Source data:
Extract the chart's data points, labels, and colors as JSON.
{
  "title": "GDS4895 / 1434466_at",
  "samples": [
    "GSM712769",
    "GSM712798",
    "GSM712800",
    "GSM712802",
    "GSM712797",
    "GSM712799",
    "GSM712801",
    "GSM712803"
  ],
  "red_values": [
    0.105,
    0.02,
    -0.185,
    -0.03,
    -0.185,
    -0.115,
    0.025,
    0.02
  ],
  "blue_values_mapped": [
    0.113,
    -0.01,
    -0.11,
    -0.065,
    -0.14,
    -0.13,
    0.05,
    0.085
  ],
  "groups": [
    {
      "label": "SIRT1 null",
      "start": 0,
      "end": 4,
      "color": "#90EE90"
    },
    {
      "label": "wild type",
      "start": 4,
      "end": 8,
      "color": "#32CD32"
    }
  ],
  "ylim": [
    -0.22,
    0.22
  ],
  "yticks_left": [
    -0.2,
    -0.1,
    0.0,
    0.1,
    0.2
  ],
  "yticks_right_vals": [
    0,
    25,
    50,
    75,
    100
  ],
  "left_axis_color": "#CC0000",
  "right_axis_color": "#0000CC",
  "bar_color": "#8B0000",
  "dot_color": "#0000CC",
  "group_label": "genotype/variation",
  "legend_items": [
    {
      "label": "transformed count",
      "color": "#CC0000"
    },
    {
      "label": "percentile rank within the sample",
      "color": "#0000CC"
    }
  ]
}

WORK TO BE COMPLETED:
Repeat the entries shown above, every one, word for word.

RESPONSE TO THIS TASK:
Extract the chart's data points, labels, and colors as JSON.
{
  "title": "GDS4895 / 1434466_at",
  "samples": [
    "GSM712769",
    "GSM712798",
    "GSM712800",
    "GSM712802",
    "GSM712797",
    "GSM712799",
    "GSM712801",
    "GSM712803"
  ],
  "red_values": [
    0.105,
    0.02,
    -0.185,
    -0.03,
    -0.185,
    -0.115,
    0.025,
    0.02
  ],
  "blue_values_mapped": [
    0.113,
    -0.01,
    -0.11,
    -0.065,
    -0.14,
    -0.13,
    0.05,
    0.085
  ],
  "groups": [
    {
      "label": "SIRT1 null",
      "start": 0,
      "end": 4,
      "color": "#90EE90"
    },
    {
      "label": "wild type",
      "start": 4,
      "end": 8,
      "color": "#32CD32"
    }
  ],
  "ylim": [
    -0.22,
    0.22
  ],
  "yticks_left": [
    -0.2,
    -0.1,
    0.0,
    0.1,
    0.2
  ],
  "yticks_right_vals": [
    0,
    25,
    50,
    75,
    100
  ],
  "left_axis_color": "#CC0000",
  "right_axis_color": "#0000CC",
  "bar_color": "#8B0000",
  "dot_color": "#0000CC",
  "group_label": "genotype/variation",
  "legend_items": [
    {
      "label": "transformed count",
      "color": "#CC0000"
    },
    {
      "label": "percentile rank within the sample",
      "color": "#0000CC"
    }
  ]
}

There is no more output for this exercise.